- Instructions to follow -
Each entry below should be returned exactly as is, with the pictures removed.
** Start of Exercise data **
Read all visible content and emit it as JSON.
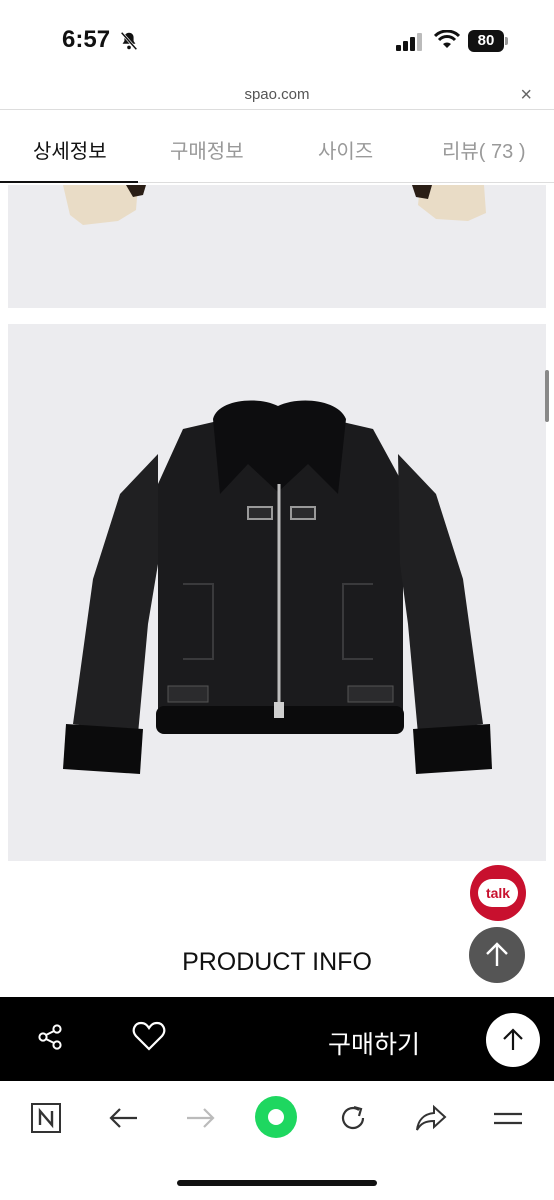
{
  "status": {
    "time": "6:57",
    "battery": "80"
  },
  "browser": {
    "url": "spao.com",
    "close": "×"
  },
  "tabs": [
    {
      "label": "상세정보",
      "active": true
    },
    {
      "label": "구매정보",
      "active": false
    },
    {
      "label": "사이즈",
      "active": false
    },
    {
      "label": "리뷰( 73 )",
      "active": false
    }
  ],
  "talk": {
    "label": "talk"
  },
  "section": {
    "title": "PRODUCT INFO"
  },
  "buybar": {
    "buy_label": "구매하기"
  },
  "icons": {
    "bell": "bell-slash-icon",
    "share": "share-icon",
    "heart": "heart-icon",
    "up": "arrow-up-icon"
  },
  "colors": {
    "talk": "#c8102e",
    "refresh": "#1ed760"
  }
}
** End of Exercise data **
- Finished task -
Read all visible content and emit it as JSON.
{
  "status": {
    "time": "6:57",
    "battery": "80"
  },
  "browser": {
    "url": "spao.com",
    "close": "×"
  },
  "tabs": [
    {
      "label": "상세정보",
      "active": true
    },
    {
      "label": "구매정보",
      "active": false
    },
    {
      "label": "사이즈",
      "active": false
    },
    {
      "label": "리뷰( 73 )",
      "active": false
    }
  ],
  "talk": {
    "label": "talk"
  },
  "section": {
    "title": "PRODUCT INFO"
  },
  "buybar": {
    "buy_label": "구매하기"
  },
  "icons": {
    "bell": "bell-slash-icon",
    "share": "share-icon",
    "heart": "heart-icon",
    "up": "arrow-up-icon"
  },
  "colors": {
    "talk": "#c8102e",
    "refresh": "#1ed760"
  }
}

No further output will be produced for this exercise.